[Data entries]

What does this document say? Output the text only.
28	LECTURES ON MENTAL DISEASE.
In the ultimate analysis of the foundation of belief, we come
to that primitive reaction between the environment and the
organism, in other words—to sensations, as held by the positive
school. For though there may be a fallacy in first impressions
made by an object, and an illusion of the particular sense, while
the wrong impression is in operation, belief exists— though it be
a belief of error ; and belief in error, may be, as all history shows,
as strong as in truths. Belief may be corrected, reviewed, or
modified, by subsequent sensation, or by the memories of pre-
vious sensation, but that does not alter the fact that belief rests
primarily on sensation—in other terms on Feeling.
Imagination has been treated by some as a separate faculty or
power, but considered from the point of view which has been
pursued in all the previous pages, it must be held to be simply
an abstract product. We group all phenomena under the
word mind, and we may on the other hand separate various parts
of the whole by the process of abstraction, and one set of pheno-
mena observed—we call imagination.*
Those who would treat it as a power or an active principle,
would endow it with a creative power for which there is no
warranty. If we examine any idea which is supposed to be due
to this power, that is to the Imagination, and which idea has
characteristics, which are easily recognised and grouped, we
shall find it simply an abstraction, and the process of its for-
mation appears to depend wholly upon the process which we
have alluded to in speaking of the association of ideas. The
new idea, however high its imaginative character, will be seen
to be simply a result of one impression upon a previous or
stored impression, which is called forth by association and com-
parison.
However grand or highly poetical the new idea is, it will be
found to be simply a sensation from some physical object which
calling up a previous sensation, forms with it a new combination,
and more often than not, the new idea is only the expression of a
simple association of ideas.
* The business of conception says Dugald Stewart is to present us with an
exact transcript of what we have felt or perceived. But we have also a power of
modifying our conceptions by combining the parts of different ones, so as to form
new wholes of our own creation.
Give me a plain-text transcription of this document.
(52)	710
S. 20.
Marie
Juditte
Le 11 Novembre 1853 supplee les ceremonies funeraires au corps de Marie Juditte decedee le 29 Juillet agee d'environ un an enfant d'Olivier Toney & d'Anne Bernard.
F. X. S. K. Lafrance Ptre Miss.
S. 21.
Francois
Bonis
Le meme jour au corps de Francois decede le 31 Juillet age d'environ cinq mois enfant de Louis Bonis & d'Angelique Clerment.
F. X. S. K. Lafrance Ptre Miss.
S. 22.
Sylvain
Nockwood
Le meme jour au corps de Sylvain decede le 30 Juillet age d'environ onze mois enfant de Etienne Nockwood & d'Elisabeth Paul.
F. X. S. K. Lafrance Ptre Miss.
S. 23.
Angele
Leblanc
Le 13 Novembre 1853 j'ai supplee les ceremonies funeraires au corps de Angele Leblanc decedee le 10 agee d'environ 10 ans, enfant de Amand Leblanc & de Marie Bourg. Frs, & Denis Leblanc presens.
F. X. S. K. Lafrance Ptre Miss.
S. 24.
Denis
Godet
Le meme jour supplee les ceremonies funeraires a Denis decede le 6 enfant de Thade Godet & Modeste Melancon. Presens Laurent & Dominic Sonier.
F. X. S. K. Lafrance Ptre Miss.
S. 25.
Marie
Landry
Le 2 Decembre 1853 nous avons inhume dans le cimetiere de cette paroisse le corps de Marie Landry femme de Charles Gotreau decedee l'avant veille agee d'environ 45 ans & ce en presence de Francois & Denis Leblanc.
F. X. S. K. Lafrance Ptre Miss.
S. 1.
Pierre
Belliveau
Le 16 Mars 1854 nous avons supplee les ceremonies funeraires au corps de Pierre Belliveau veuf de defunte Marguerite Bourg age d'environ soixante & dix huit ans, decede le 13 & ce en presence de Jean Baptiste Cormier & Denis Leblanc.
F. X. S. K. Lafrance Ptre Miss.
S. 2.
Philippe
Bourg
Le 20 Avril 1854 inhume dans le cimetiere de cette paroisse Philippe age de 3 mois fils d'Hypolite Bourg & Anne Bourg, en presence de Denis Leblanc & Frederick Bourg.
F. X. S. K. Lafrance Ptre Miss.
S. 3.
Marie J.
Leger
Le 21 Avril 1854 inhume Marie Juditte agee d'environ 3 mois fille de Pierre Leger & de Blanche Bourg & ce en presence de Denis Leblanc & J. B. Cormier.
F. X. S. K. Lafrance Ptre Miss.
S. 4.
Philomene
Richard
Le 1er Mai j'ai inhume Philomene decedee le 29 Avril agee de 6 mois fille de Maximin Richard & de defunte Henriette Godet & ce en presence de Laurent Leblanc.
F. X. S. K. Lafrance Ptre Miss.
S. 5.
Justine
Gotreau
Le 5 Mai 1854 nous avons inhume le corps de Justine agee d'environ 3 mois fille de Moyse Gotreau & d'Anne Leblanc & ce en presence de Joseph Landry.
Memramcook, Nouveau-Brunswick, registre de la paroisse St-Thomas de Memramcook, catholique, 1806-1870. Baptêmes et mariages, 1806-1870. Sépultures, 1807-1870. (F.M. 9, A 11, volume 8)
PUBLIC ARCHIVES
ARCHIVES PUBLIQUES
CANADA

WRITTEN TASK: In the entries above, identify each line that includes the string "Philomene", then copy it.

ANSWER FOR THIS EXERCISE:
Philomene
Le 1er Mai j'ai inhume Philomene decedee le 29 Avril agee de 6 mois fille de Maximin Richard & de defunte Henriette Godet & ce en presence de Laurent Leblanc.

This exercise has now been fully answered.